INSTRUCTION: The entries below should be output exactly as written.
#### RECORDS FOR THIS EXERCISE ####
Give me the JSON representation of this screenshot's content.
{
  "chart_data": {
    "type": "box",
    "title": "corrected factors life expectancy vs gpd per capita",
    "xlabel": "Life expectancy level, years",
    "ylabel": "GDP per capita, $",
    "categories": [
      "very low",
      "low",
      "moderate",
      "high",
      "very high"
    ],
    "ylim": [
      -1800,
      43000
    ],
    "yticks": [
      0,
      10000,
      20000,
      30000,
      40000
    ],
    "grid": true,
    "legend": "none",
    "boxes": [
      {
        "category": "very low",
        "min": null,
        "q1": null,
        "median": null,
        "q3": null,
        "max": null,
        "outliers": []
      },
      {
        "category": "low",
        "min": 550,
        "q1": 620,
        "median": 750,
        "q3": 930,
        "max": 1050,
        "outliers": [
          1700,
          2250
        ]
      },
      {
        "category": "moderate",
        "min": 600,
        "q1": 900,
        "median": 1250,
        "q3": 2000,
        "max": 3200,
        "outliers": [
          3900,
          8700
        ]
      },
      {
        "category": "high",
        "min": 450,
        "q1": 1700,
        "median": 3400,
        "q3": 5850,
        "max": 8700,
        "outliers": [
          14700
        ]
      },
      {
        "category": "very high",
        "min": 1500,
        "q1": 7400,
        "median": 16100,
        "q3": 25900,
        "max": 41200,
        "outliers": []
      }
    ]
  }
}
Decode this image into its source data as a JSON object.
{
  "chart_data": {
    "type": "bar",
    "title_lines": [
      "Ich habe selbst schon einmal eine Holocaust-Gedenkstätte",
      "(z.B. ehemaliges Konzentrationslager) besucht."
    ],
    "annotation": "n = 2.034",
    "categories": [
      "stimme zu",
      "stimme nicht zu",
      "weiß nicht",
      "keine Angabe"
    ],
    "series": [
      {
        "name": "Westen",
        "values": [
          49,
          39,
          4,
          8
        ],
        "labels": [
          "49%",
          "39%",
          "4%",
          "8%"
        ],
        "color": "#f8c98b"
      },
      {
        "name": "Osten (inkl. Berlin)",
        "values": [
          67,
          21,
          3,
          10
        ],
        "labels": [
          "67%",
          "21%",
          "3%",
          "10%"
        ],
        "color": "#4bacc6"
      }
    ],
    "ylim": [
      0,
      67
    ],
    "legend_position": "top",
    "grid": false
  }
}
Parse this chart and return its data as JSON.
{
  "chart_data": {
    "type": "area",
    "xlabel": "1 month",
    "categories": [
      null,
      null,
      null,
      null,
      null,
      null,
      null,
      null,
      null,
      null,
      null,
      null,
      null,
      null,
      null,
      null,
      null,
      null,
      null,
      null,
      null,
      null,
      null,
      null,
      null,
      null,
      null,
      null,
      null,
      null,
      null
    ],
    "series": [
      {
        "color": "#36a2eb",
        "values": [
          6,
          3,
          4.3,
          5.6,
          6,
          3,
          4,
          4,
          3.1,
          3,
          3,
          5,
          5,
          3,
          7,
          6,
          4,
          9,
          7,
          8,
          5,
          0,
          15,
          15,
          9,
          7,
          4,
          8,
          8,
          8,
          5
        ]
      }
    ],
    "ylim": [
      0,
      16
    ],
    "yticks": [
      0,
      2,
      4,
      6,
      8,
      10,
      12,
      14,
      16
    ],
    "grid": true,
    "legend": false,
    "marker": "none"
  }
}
####
TASK RESULT:
Give me the JSON representation of this screenshot's content.
{
  "chart_data": {
    "type": "box",
    "title": "corrected factors life expectancy vs gpd per capita",
    "xlabel": "Life expectancy level, years",
    "ylabel": "GDP per capita, $",
    "categories": [
      "very low",
      "low",
      "moderate",
      "high",
      "very high"
    ],
    "ylim": [
      -1800,
      43000
    ],
    "yticks": [
      0,
      10000,
      20000,
      30000,
      40000
    ],
    "grid": true,
    "legend": "none",
    "boxes": [
      {
        "category": "very low",
        "min": null,
        "q1": null,
        "median": null,
        "q3": null,
        "max": null,
        "outliers": []
      },
      {
        "category": "low",
        "min": 550,
        "q1": 620,
        "median": 750,
        "q3": 930,
        "max": 1050,
        "outliers": [
          1700,
          2250
        ]
      },
      {
        "category": "moderate",
        "min": 600,
        "q1": 900,
        "median": 1250,
        "q3": 2000,
        "max": 3200,
        "outliers": [
          3900,
          8700
        ]
      },
      {
        "category": "high",
        "min": 450,
        "q1": 1700,
        "median": 3400,
        "q3": 5850,
        "max": 8700,
        "outliers": [
          14700
        ]
      },
      {
        "category": "very high",
        "min": 1500,
        "q1": 7400,
        "median": 16100,
        "q3": 25900,
        "max": 41200,
        "outliers": []
      }
    ]
  }
}
Decode this image into its source data as a JSON object.
{
  "chart_data": {
    "type": "bar",
    "title_lines": [
      "Ich habe selbst schon einmal eine Holocaust-Gedenkstätte",
      "(z.B. ehemaliges Konzentrationslager) besucht."
    ],
    "annotation": "n = 2.034",
    "categories": [
      "stimme zu",
      "stimme nicht zu",
      "weiß nicht",
      "keine Angabe"
    ],
    "series": [
      {
        "name": "Westen",
        "values": [
          49,
          39,
          4,
          8
        ],
        "labels": [
          "49%",
          "39%",
          "4%",
          "8%"
        ],
        "color": "#f8c98b"
      },
      {
        "name": "Osten (inkl. Berlin)",
        "values": [
          67,
          21,
          3,
          10
        ],
        "labels": [
          "67%",
          "21%",
          "3%",
          "10%"
        ],
        "color": "#4bacc6"
      }
    ],
    "ylim": [
      0,
      67
    ],
    "legend_position": "top",
    "grid": false
  }
}
Parse this chart and return its data as JSON.
{
  "chart_data": {
    "type": "area",
    "xlabel": "1 month",
    "categories": [
      null,
      null,
      null,
      null,
      null,
      null,
      null,
      null,
      null,
      null,
      null,
      null,
      null,
      null,
      null,
      null,
      null,
      null,
      null,
      null,
      null,
      null,
      null,
      null,
      null,
      null,
      null,
      null,
      null,
      null,
      null
    ],
    "series": [
      {
        "color": "#36a2eb",
        "values": [
          6,
          3,
          4.3,
          5.6,
          6,
          3,
          4,
          4,
          3.1,
          3,
          3,
          5,
          5,
          3,
          7,
          6,
          4,
          9,
          7,
          8,
          5,
          0,
          15,
          15,
          9,
          7,
          4,
          8,
          8,
          8,
          5
        ]
      }
    ],
    "ylim": [
      0,
      16
    ],
    "yticks": [
      0,
      2,
      4,
      6,
      8,
      10,
      12,
      14,
      16
    ],
    "grid": true,
    "legend": false,
    "marker": "none"
  }
}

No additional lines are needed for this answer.